**** Extracted material ****

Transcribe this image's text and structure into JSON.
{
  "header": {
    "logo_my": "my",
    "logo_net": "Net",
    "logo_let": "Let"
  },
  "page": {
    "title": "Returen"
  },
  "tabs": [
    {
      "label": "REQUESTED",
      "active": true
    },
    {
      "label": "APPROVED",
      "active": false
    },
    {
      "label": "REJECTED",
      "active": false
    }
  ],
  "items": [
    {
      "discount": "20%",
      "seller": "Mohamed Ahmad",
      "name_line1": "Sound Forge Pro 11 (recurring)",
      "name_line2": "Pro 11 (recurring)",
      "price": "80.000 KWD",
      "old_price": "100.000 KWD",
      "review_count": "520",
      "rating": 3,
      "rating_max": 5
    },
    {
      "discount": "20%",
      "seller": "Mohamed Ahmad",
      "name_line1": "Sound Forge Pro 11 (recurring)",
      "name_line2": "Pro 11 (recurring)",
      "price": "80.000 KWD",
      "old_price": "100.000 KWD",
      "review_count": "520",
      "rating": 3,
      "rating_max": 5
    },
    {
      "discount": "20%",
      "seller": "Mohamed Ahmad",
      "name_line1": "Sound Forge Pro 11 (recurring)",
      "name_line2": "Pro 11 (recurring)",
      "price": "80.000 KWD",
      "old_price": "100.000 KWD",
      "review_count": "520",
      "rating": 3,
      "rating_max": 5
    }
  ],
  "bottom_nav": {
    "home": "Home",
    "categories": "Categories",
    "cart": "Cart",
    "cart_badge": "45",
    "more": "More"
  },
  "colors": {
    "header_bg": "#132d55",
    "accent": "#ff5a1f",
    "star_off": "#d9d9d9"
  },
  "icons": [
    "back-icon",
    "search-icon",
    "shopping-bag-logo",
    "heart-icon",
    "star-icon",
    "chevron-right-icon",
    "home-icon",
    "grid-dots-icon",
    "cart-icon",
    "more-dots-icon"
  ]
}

****
**** Extracted material ****

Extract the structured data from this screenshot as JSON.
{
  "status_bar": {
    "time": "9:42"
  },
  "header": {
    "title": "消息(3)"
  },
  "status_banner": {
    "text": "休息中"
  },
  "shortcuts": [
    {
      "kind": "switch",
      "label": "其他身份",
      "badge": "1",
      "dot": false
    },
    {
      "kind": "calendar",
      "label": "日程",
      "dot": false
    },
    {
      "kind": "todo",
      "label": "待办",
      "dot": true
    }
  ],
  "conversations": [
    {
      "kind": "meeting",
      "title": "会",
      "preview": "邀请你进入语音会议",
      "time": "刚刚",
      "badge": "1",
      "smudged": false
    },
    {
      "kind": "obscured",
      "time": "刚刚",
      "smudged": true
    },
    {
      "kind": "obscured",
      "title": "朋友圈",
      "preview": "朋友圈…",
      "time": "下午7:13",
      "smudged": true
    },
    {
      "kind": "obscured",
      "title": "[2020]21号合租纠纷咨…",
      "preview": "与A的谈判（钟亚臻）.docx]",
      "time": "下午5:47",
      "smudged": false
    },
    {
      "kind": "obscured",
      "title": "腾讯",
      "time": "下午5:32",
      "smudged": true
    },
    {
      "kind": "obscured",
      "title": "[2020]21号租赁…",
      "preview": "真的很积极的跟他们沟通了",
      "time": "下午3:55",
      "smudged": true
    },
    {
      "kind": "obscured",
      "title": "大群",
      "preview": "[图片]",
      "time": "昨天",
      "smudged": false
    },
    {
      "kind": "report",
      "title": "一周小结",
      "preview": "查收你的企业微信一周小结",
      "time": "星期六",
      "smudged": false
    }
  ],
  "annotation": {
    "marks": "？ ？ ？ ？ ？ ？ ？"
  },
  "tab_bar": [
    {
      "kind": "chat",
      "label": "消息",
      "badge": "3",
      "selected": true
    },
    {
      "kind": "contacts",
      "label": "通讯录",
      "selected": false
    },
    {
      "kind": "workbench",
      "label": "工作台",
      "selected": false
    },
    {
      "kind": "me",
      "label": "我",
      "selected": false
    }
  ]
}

****

## Exercise directions
Scan the entries above. Copy each line that has the string "preview".

## Solved exercise
      "preview": "邀请你进入语音会议",
      "preview": "朋友圈…",
      "preview": "与A的谈判（钟亚臻）.docx]",
      "preview": "真的很积极的跟他们沟通了",
      "preview": "[图片]",
      "preview": "查收你的企业微信一周小结",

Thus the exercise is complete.